▶ Input records:

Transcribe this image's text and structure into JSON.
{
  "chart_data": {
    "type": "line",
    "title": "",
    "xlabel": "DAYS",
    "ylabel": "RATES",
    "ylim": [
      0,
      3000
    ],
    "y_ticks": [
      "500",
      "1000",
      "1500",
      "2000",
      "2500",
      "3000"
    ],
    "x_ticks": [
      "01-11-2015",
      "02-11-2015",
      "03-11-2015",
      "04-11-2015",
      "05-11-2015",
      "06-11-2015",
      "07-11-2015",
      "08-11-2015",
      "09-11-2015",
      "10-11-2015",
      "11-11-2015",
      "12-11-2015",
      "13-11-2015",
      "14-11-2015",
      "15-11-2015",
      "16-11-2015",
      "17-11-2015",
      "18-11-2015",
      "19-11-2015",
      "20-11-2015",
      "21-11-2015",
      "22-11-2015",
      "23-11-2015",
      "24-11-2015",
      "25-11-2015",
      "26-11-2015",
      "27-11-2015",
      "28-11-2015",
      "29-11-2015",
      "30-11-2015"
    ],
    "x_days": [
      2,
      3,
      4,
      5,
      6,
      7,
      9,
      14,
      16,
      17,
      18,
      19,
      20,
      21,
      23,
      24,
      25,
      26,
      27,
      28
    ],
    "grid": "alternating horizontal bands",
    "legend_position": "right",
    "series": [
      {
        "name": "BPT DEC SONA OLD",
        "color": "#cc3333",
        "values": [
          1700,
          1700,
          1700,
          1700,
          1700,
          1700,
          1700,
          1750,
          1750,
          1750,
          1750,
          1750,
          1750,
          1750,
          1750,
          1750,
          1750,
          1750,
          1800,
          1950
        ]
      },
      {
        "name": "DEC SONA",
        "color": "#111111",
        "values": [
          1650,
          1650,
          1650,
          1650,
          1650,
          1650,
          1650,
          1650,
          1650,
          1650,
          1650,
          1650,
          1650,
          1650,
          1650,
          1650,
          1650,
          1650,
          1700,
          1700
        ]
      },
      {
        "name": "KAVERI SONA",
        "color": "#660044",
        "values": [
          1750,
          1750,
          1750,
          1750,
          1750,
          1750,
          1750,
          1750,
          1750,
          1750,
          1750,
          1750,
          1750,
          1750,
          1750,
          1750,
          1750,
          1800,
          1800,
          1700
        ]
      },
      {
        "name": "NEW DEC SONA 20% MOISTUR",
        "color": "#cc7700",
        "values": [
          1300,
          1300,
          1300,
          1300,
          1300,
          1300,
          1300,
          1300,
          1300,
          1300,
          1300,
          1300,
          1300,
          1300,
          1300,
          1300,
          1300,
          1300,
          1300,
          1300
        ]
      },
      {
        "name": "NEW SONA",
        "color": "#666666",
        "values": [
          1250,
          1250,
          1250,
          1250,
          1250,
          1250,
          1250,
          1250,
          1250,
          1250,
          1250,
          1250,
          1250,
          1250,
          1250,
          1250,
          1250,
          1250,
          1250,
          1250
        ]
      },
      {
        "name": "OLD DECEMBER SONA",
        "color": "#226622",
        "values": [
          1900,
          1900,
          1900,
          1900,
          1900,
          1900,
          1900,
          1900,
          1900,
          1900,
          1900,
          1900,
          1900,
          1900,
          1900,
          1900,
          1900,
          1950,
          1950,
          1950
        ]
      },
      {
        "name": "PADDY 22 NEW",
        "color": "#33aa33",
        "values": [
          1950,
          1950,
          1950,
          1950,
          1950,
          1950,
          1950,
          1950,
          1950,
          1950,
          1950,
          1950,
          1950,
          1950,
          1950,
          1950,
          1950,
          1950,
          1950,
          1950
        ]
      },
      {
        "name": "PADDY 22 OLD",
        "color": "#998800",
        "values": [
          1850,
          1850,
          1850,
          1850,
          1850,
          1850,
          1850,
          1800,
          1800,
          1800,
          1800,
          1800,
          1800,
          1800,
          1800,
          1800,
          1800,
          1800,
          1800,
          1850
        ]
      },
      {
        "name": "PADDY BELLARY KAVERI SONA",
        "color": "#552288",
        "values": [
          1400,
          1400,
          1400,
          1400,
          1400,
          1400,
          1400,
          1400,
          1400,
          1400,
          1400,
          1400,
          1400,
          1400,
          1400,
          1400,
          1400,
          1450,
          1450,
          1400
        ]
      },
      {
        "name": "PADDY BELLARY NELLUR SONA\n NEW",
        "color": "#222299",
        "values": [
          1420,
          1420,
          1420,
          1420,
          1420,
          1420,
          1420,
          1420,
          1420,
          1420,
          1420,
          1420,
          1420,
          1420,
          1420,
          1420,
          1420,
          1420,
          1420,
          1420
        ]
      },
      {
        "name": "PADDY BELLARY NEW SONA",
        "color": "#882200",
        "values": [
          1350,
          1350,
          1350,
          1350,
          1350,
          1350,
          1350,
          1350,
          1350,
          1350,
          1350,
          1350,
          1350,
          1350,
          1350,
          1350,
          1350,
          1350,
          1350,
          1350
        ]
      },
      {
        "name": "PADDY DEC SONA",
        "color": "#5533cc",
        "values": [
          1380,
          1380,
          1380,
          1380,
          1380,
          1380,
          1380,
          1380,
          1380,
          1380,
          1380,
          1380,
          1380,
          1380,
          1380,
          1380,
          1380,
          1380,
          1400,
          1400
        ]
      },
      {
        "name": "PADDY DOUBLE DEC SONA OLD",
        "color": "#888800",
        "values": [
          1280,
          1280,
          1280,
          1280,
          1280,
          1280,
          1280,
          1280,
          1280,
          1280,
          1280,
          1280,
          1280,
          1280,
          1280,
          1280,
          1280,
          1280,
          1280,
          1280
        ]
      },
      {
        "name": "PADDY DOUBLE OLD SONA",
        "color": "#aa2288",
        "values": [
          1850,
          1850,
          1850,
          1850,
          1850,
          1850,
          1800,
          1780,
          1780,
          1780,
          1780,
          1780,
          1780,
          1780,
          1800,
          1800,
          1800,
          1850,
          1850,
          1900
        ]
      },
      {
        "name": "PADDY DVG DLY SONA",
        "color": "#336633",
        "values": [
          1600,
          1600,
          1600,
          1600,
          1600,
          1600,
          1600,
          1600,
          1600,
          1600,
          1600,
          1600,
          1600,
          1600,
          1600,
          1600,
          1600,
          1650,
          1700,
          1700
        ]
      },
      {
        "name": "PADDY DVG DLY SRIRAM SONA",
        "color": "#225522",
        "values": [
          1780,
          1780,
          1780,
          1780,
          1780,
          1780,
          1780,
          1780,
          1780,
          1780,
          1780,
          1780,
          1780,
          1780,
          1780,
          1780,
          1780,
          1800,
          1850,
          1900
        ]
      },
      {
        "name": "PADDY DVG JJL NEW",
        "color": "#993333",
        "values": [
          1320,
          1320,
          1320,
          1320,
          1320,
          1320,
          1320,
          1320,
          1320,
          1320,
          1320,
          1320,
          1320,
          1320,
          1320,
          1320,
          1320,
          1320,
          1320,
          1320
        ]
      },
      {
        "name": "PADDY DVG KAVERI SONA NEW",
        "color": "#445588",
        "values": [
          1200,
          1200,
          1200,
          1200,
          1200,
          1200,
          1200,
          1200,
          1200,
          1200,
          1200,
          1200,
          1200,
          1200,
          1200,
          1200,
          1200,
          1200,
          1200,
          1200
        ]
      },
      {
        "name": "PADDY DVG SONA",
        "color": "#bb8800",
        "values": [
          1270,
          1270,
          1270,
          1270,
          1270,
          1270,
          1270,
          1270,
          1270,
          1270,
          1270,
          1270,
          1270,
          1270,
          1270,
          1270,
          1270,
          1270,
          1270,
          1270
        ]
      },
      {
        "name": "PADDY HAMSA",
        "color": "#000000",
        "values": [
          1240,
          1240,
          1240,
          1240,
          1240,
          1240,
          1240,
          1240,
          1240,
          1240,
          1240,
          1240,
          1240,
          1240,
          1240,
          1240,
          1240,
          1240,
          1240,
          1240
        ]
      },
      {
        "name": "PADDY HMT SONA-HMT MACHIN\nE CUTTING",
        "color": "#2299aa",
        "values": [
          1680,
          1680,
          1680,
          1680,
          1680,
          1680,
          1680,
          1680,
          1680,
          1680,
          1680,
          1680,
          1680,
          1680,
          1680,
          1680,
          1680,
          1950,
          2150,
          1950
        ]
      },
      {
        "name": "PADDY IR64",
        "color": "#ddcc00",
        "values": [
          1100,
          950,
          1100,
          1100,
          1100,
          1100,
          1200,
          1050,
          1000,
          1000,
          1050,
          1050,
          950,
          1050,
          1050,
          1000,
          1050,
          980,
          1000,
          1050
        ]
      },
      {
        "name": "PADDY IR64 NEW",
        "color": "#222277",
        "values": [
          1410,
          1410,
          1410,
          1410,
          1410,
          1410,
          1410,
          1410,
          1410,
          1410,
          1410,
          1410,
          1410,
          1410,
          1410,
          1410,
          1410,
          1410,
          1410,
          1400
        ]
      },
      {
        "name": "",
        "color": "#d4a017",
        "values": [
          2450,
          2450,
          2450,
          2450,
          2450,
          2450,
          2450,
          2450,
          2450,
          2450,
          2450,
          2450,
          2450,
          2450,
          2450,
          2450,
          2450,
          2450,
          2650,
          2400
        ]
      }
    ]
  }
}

▶ Problem details:
How many of the lines in the listing above hold the word "BELLARY"? Report only that figure.

▶ Written answer:
3